Count the lines in the records below that contain the string "drop". Reply with the number alone.
▼
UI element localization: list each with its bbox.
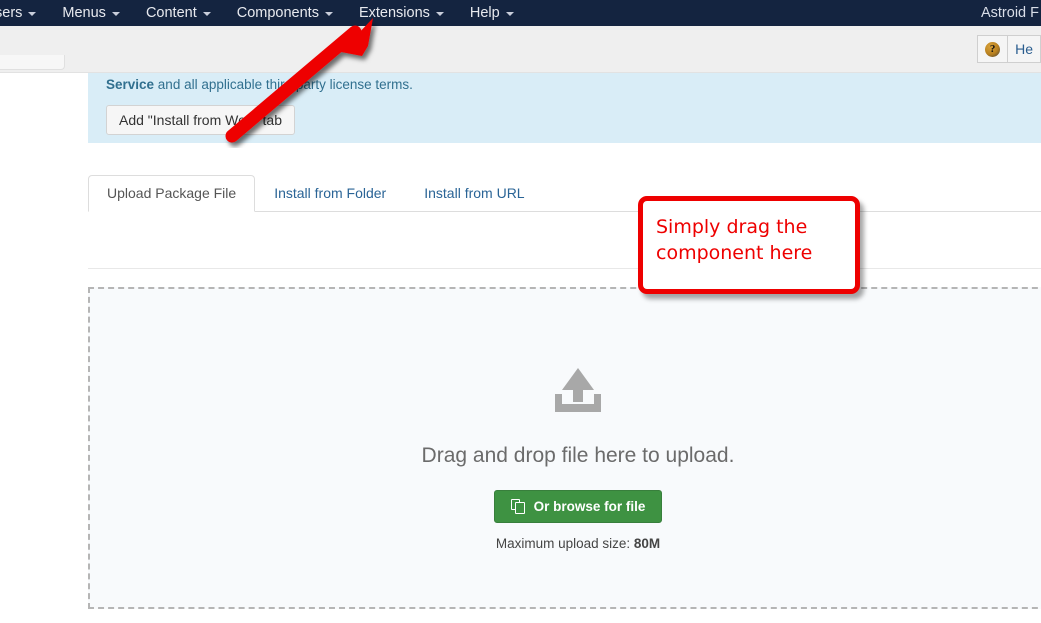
chevron-down-icon [112, 12, 120, 16]
drag-component-callout: Simply drag the component here [638, 196, 860, 294]
max-upload-size-value: 80M [634, 536, 660, 551]
heading-divider [88, 268, 1041, 269]
nav-item-label: Components [237, 0, 319, 26]
sidebar-panel-remnant [0, 55, 65, 70]
upload-icon [554, 368, 602, 412]
max-upload-size-label: Maximum upload size: [496, 536, 630, 551]
site-title[interactable]: Astroid F [981, 5, 1041, 21]
install-from-web-notice: Service and all applicable third party l… [88, 72, 1041, 143]
nav-item-components[interactable]: Components [224, 0, 346, 26]
tab-install-from-folder[interactable]: Install from Folder [255, 175, 405, 212]
browse-for-file-button[interactable]: Or browse for file [494, 490, 663, 523]
nav-item-content[interactable]: Content [133, 0, 224, 26]
nav-item-label: sers [0, 0, 22, 26]
browse-button-label: Or browse for file [534, 499, 646, 514]
callout-line-2: component here [656, 240, 855, 266]
question-circle-icon: ? [985, 42, 1000, 57]
callout-line-1: Simply drag the [656, 214, 855, 240]
chevron-down-icon [506, 12, 514, 16]
alert-message: Service and all applicable third party l… [106, 76, 1041, 94]
nav-item-help[interactable]: Help [457, 0, 527, 26]
chevron-down-icon [28, 12, 36, 16]
main-content: Service and all applicable third party l… [0, 72, 1041, 623]
max-upload-size: Maximum upload size: 80M [496, 536, 660, 551]
help-button[interactable]: He [1007, 35, 1041, 63]
top-navigation-menu: sers Menus Content Components Extensions… [0, 0, 527, 26]
copy-files-icon [511, 499, 525, 514]
nav-item-users[interactable]: sers [0, 0, 49, 26]
nav-item-menus[interactable]: Menus [49, 0, 133, 26]
chevron-down-icon [436, 12, 444, 16]
toolbar-right-group: ? He [977, 35, 1041, 63]
tab-install-from-url[interactable]: Install from URL [405, 175, 543, 212]
dropzone-instruction: Drag and drop file here to upload. [422, 444, 735, 468]
nav-item-label: Menus [62, 0, 106, 26]
nav-item-label: Content [146, 0, 197, 26]
tab-upload-package-file[interactable]: Upload Package File [88, 175, 255, 212]
alert-message-rest: and all applicable third party license t… [154, 77, 413, 92]
chevron-down-icon [203, 12, 211, 16]
file-dropzone[interactable]: Drag and drop file here to upload. Or br… [88, 287, 1041, 609]
admin-toolbar: ? He [0, 26, 1041, 73]
install-method-tabs: Upload Package File Install from Folder … [88, 176, 1041, 212]
alert-message-prefix: Service [106, 77, 154, 92]
nav-item-label: Help [470, 0, 500, 26]
add-install-from-web-tab-button[interactable]: Add "Install from Web" tab [106, 105, 295, 135]
help-icon-button[interactable]: ? [977, 35, 1007, 63]
nav-item-extensions[interactable]: Extensions [346, 0, 457, 26]
top-navigation-right: Astroid F [981, 0, 1041, 26]
top-navigation-bar: sers Menus Content Components Extensions… [0, 0, 1041, 26]
nav-item-label: Extensions [359, 0, 430, 26]
chevron-down-icon [325, 12, 333, 16]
▲
_Expected output_. 2